TEXTO PARA ANÁLISE »
Wednesday, February 13, 2008

Morte... e qualidade de vida.

Ontem a morte deu lugar à vida... a qualidade de vida, pelo menos. E eu fiquei contente, apesar dos sentimentos ambivalentes inicialmente sentidos.
Encontrava-me a cuidar da higiene de um doente, quando uma colega me diz que o sr da cama x estava a falecer. Num curto espaço de tempo recordo a passagem de turno e aquilo de que me lembro sobre diagnósticos e antecedentes pessoais. Pergunto às minhas colegas: "esse senhor tem problemas do foro cardíaco, certo? Nada de problemas oncológicos ou infecciosos?" "Não", oiço do outro lado. Lembro então: "é um possível dador de córneas". É a minha luta pessoal desde que em Novembro assisti a um seminário sobre estas questões e me apercebi que temos um protocolo no Centro Hospitalar para doação de órgãos e córneas e que na maioria dos serviços pouco se sabe sobre o mesmo e quem sabe, na altura, não se lembra.
Olharam-me surpreendidas, pela veemência da minha afirmação. "Tem que se colher 2 tubos de Bioquímica para as análises". A minha colega substitui-me no que resta da higiene e vou ter com o senhor. Inicia-se a ambivalência de sentimentos: o senhor, nos seus últimos momentos, e eu com a necessidade de invadir a sua calma para melhorar a vida de outra pessoa. Quando me aproximo dele, já não está cá. Provavelmente acabou de falecer. Tento colher sangue. De via periférica torna-se impossível. Ligo para o Gabinete de Coordenação de Transplantes. De lá dizem-me que o sangue é essencial. Recomendam uma via central ou colheita intra-cardíaca. A Dra A. oferece-se para tentar uma femural, mas sem pulso, torna-se também impossível. Quando já comunicava que não seria possível, o Dr. Brotas ouve a conversa e diz "eu trato disso". Só a experiência e genialidade daquele homem para o fazer. Uma vez mais a ambivalência de sentimentos. Mas conseguimos. Inicia-se o encaminhamento. Não se encontra inscrito na rede nacional de não dadores. Pouco tempo depois um médico oftalmologista e a interna da mesma especialidade encontram-se no serviço. Dou apoio. E faz-se uma colheita aparentemente boa. Estou feliz. Muito feliz. Abri os olhos aos meus colegas, para a necessidade de se estar desperto para estas questões, fazendo-os perceber que sim, grande parte dos nossos doentes que falecem, estão ou infectados ou sofrem de uma doença oncológica, mas temos algumas pessoas que são potenciais dadores.Venci uma pequena batalha. Dei a alguém a possibilidade de ver o mundo com outros olhos... e de viver melhor. Senti-me bem com tudo isso. Mas não deixei de manter a ambivalência de sentimentos.

DADOS FORNECIDOS »
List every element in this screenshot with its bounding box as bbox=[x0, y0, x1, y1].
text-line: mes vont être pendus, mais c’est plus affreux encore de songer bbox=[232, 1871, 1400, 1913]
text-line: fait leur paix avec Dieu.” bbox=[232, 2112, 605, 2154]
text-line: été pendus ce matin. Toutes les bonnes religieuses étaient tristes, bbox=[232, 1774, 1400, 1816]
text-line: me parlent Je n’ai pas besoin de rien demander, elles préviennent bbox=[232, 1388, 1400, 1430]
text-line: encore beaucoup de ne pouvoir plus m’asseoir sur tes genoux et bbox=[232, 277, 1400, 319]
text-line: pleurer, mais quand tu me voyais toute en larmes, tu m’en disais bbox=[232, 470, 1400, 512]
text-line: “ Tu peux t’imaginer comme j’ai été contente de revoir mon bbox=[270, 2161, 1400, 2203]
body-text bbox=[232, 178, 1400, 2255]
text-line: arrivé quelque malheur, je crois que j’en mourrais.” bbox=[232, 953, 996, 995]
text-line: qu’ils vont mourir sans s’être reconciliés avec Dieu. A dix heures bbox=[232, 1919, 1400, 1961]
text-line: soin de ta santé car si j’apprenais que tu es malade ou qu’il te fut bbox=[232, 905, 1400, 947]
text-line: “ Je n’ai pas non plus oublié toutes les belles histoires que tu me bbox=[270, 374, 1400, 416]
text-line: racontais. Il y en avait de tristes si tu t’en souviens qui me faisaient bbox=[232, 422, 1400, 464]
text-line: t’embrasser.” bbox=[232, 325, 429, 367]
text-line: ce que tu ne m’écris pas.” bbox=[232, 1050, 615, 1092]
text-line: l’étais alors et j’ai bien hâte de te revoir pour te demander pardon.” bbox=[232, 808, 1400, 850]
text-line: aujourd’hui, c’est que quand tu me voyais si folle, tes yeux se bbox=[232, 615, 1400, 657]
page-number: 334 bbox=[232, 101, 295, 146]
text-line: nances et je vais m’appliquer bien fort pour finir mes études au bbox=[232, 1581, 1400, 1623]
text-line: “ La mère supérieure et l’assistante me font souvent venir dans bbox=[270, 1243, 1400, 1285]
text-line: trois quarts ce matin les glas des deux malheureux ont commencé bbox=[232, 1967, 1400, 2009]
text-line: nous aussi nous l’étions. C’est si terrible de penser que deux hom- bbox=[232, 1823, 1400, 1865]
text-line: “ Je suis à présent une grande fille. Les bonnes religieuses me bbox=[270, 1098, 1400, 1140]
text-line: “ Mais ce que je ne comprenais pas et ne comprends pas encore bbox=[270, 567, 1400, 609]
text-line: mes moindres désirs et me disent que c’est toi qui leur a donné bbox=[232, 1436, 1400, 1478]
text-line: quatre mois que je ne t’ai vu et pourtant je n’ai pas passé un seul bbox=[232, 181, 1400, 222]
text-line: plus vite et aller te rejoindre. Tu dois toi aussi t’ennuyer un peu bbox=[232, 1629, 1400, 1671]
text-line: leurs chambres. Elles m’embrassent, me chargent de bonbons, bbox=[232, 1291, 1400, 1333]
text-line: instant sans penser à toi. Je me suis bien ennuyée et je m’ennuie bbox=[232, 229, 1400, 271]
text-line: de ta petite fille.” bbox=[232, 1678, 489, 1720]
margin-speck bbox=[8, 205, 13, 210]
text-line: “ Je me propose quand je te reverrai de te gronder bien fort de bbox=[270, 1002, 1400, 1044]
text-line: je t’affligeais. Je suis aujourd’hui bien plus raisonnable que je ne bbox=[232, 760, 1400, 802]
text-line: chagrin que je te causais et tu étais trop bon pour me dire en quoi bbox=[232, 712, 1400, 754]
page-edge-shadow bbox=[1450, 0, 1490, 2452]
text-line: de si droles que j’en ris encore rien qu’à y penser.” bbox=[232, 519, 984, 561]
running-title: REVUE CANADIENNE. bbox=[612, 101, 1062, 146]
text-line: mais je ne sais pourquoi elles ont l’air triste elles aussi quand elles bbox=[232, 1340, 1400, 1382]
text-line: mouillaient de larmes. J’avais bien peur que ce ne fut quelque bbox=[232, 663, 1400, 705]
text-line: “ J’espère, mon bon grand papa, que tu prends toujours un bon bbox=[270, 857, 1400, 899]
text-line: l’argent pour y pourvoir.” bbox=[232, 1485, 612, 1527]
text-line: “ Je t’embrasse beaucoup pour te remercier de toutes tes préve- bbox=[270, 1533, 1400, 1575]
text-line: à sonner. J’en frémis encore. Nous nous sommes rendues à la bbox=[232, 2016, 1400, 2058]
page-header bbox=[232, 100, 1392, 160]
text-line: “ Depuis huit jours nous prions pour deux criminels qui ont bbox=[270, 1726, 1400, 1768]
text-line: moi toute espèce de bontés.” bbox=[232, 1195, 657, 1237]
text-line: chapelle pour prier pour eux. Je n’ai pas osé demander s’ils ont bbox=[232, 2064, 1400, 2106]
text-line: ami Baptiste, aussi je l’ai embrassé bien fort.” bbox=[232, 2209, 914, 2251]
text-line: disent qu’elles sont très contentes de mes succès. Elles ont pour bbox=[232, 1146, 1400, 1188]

INSTRUÇÕES DO EXERCÍCIO »
1. No texto sobre a doação de córneas, quem diz "eu trato disso" depois de ouvir a conversa?
2. Imprima, sem qualquer alteração, o trecho do texto sobre a doação de córneas que abre com as palavras que contêm "Encontrava-me a cuidar" e fecha com "não se lembra.".
Os itens não têm qualquer relação com o texto sobre a doação de córneas.

RESPOSTAS POR TAREFA »
1. O Dr. Brotas.

2.
Encontrava-me a cuidar da higiene de um doente, quando uma colega me diz que o sr da cama x estava a falecer. Num curto espaço de tempo recordo a passagem de turno e aquilo de que me lembro sobre diagnósticos e antecedentes pessoais. Pergunto às minhas colegas: "esse senhor tem problemas do foro cardíaco, certo? Nada de problemas oncológicos ou infecciosos?" "Não", oiço do outro lado. Lembro então: "é um possível dador de córneas". É a minha luta pessoal desde que em Novembro assisti a um seminário sobre estas questões e me apercebi que temos um protocolo no Centro Hospitalar para doação de órgãos e córneas e que na maioria dos serviços pouco se sabe sobre o mesmo e quem sabe, na altura, não se lembra.